┌────────

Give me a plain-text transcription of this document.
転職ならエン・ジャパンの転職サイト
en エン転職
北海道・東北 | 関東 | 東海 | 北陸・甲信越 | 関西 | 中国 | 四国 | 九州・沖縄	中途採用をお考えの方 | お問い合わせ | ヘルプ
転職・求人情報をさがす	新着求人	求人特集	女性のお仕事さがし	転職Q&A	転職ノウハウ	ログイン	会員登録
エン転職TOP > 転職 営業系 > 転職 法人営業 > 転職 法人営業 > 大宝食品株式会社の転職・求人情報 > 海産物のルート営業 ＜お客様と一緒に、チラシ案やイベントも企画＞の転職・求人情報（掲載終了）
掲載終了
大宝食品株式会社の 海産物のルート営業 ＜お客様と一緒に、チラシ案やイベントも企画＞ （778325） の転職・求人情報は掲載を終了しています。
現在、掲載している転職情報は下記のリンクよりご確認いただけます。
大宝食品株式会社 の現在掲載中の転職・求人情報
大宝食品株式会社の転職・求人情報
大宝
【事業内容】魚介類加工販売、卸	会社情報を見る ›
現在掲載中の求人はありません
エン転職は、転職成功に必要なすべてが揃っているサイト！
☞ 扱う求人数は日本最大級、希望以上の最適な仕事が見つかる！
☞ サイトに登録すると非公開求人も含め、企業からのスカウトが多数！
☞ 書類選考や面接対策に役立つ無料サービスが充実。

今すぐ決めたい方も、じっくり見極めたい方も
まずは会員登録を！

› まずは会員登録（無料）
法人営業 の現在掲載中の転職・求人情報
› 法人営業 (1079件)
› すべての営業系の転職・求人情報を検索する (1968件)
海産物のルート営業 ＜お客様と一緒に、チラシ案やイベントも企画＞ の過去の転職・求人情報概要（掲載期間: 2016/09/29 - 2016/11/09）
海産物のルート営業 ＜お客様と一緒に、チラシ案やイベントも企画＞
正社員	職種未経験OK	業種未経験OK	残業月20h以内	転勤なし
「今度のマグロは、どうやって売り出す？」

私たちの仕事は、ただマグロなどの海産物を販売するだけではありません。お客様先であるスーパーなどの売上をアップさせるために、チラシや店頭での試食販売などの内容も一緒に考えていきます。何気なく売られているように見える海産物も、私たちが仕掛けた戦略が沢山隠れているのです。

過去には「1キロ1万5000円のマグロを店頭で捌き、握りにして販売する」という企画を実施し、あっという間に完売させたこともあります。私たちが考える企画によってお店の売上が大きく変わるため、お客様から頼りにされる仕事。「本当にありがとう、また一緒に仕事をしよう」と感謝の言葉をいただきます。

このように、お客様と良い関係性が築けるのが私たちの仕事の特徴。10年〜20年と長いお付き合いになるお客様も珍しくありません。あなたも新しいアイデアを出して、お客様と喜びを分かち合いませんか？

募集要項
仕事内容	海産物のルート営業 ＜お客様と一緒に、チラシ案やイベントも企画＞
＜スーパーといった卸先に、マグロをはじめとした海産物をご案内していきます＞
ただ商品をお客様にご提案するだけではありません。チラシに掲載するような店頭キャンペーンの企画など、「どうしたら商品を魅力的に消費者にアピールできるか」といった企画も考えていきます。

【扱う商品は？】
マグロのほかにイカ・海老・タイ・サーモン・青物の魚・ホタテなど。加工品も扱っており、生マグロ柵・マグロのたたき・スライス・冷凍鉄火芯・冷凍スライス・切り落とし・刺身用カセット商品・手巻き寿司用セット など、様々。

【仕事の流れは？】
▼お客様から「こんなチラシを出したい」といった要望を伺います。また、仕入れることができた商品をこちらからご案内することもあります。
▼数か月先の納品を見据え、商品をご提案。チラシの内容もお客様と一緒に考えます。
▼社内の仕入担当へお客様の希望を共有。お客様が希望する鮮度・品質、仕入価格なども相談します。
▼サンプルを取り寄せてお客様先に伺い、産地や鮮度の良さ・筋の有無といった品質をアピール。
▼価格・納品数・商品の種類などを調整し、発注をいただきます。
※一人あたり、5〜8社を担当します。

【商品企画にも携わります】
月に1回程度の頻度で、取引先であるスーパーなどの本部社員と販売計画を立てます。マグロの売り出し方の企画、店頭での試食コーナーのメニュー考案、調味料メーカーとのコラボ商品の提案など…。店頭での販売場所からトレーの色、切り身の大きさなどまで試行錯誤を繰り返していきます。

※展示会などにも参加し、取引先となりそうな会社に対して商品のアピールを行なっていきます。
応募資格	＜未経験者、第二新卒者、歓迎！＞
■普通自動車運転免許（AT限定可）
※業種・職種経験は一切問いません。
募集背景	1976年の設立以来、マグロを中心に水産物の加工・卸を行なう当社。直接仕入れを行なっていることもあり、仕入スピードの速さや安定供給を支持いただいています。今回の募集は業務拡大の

└────────
┌────────

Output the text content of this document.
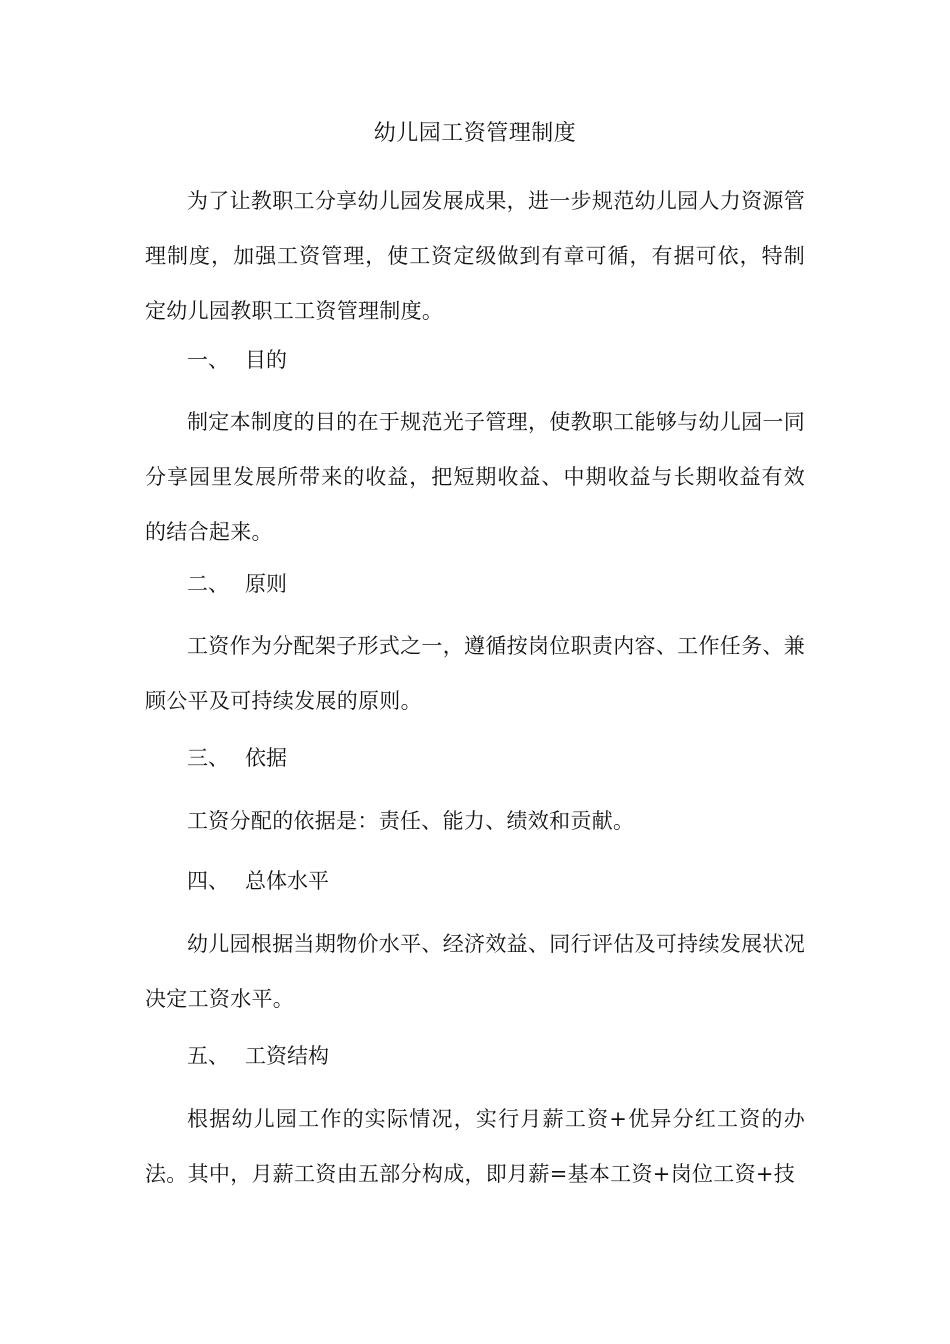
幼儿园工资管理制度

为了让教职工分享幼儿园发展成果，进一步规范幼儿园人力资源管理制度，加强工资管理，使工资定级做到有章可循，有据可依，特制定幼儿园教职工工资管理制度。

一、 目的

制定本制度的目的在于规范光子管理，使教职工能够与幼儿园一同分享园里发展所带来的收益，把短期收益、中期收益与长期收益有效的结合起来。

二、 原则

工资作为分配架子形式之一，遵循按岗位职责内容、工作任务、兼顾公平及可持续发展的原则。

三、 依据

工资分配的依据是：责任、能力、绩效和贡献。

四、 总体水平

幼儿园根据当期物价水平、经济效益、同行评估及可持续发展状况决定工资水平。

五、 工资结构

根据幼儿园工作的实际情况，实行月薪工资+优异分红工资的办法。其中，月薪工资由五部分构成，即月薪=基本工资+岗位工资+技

└────────

Task to complete =
In the records above, find each line holding "の現在掲載中の転職" and copy it.

Response to the exercise =
大宝食品株式会社 の現在掲載中の転職・求人情報
法人営業 の現在掲載中の転職・求人情報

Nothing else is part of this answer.